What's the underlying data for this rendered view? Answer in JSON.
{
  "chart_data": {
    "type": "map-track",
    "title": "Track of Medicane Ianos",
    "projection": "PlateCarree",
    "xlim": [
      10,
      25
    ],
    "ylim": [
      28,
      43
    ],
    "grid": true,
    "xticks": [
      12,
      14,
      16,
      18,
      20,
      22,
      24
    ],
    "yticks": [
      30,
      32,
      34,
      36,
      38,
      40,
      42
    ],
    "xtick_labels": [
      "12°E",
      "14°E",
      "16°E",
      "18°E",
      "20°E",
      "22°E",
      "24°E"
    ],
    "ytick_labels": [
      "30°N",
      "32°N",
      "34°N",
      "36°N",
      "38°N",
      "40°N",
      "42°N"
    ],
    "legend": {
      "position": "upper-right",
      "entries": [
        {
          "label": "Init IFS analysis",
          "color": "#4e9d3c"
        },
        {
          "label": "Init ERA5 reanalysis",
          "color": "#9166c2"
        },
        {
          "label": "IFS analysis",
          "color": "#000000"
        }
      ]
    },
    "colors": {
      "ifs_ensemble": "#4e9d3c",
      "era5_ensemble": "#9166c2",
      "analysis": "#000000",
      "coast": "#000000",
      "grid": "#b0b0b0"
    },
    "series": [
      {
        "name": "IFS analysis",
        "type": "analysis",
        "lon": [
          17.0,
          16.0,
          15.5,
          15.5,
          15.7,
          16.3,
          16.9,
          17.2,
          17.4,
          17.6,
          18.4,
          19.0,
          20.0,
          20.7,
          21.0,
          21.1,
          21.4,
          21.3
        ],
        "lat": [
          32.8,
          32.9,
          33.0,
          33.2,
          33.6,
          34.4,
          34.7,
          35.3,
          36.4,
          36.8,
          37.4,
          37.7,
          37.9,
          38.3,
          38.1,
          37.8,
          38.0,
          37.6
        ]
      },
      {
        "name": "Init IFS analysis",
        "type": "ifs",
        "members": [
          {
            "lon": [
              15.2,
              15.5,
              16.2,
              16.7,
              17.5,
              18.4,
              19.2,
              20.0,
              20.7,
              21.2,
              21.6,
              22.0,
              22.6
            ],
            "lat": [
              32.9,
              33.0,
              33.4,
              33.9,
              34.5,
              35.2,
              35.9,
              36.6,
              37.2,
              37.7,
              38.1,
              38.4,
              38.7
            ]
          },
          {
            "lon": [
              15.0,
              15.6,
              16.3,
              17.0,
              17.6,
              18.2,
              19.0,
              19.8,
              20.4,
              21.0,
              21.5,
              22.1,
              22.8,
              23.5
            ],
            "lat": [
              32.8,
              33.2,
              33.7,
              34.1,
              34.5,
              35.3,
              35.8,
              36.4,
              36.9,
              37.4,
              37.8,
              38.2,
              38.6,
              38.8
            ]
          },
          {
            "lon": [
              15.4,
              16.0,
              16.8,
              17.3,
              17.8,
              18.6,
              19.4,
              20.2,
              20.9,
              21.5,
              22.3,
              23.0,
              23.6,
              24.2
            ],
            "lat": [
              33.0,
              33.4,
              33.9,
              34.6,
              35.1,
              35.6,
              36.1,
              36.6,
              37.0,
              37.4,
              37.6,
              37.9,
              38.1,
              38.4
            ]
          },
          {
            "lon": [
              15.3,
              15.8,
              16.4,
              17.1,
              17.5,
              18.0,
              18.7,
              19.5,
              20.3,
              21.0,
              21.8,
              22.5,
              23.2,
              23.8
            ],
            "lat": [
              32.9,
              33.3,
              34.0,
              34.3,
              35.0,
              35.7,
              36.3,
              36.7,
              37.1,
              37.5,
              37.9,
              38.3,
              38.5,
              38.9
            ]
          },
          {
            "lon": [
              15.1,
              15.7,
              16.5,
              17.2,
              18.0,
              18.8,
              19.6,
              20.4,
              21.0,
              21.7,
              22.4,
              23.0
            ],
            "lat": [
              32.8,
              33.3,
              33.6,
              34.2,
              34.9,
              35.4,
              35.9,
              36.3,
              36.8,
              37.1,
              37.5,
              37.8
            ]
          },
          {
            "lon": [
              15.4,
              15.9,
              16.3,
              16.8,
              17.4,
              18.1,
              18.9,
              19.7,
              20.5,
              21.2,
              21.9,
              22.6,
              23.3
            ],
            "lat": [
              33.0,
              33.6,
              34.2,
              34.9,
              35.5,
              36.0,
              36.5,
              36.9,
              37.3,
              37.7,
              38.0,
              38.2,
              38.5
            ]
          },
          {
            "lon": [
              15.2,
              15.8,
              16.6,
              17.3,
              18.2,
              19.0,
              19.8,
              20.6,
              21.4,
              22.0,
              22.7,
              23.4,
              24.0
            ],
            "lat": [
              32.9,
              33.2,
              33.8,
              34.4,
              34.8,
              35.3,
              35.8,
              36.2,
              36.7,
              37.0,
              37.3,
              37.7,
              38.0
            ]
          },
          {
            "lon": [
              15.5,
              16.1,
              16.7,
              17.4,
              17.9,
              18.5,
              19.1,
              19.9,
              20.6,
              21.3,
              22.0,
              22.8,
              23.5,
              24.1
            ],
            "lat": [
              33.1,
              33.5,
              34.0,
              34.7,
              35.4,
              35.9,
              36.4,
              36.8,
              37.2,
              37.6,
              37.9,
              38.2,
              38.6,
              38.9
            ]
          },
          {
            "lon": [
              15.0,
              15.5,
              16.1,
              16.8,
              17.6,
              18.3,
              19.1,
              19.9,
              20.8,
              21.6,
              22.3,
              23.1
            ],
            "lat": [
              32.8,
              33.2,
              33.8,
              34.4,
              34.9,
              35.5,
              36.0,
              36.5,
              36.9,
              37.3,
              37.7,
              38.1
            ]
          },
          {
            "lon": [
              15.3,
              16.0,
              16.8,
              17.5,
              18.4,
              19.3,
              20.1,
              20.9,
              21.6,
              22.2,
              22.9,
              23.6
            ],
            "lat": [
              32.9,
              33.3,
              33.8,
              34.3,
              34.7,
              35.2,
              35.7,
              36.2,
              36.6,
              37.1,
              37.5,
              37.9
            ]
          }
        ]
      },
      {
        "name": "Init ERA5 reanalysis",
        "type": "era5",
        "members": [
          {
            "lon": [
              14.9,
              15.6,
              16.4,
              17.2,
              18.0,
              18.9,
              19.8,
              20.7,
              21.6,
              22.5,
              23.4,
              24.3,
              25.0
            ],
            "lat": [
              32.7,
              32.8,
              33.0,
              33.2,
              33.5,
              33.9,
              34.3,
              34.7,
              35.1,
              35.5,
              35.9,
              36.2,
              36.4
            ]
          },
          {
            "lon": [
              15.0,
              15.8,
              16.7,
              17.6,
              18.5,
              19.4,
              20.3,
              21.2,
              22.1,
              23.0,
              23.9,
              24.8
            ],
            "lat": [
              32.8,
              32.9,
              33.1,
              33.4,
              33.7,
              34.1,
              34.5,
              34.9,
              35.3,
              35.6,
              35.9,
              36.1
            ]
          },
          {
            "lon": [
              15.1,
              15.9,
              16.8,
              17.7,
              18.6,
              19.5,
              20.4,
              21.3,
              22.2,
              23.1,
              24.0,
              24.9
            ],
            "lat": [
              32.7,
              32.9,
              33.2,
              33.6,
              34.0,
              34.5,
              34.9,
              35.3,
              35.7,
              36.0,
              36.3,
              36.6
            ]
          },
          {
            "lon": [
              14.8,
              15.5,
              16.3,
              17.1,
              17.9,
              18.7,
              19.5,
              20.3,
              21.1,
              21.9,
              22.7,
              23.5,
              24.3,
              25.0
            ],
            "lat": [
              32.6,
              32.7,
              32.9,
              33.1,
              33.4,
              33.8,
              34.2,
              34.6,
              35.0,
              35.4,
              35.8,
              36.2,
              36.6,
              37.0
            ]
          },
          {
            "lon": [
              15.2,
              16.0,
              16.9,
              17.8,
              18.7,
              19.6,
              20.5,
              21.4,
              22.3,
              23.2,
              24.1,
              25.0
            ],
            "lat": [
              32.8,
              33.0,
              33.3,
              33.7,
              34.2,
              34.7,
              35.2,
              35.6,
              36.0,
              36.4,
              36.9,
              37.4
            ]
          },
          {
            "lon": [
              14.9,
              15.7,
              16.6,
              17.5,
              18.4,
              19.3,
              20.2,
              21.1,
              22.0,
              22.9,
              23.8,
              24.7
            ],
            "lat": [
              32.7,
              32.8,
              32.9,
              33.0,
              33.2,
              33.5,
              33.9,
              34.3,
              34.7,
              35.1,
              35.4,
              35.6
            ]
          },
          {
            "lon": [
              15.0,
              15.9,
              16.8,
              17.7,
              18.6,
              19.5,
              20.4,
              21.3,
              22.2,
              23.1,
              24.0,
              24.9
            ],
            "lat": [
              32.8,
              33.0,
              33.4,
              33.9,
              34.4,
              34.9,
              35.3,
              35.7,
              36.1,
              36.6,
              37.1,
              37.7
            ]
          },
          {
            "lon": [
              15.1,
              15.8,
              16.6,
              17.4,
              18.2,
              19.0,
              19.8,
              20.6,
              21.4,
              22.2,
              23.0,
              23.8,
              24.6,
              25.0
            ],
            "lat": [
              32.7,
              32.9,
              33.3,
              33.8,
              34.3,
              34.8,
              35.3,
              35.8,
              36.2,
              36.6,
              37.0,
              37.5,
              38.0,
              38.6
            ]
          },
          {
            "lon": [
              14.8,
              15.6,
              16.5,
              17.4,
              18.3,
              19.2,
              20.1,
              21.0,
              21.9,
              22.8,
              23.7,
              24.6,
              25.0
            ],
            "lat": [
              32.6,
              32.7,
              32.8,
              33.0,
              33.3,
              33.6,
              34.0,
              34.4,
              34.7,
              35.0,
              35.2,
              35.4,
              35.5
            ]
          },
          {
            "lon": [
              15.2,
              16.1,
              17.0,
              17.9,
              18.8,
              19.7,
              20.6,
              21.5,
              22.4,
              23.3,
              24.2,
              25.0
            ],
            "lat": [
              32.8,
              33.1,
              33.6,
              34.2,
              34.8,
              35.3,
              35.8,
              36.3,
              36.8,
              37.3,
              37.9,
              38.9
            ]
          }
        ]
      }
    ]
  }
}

§

• **Problem details**: Every line containing the string "Init" must be listed.

• **Task solution**:
          "label": "Init IFS analysis",
          "label": "Init ERA5 reanalysis",
        "name": "Init IFS analysis",
        "name": "Init ERA5 reanalysis",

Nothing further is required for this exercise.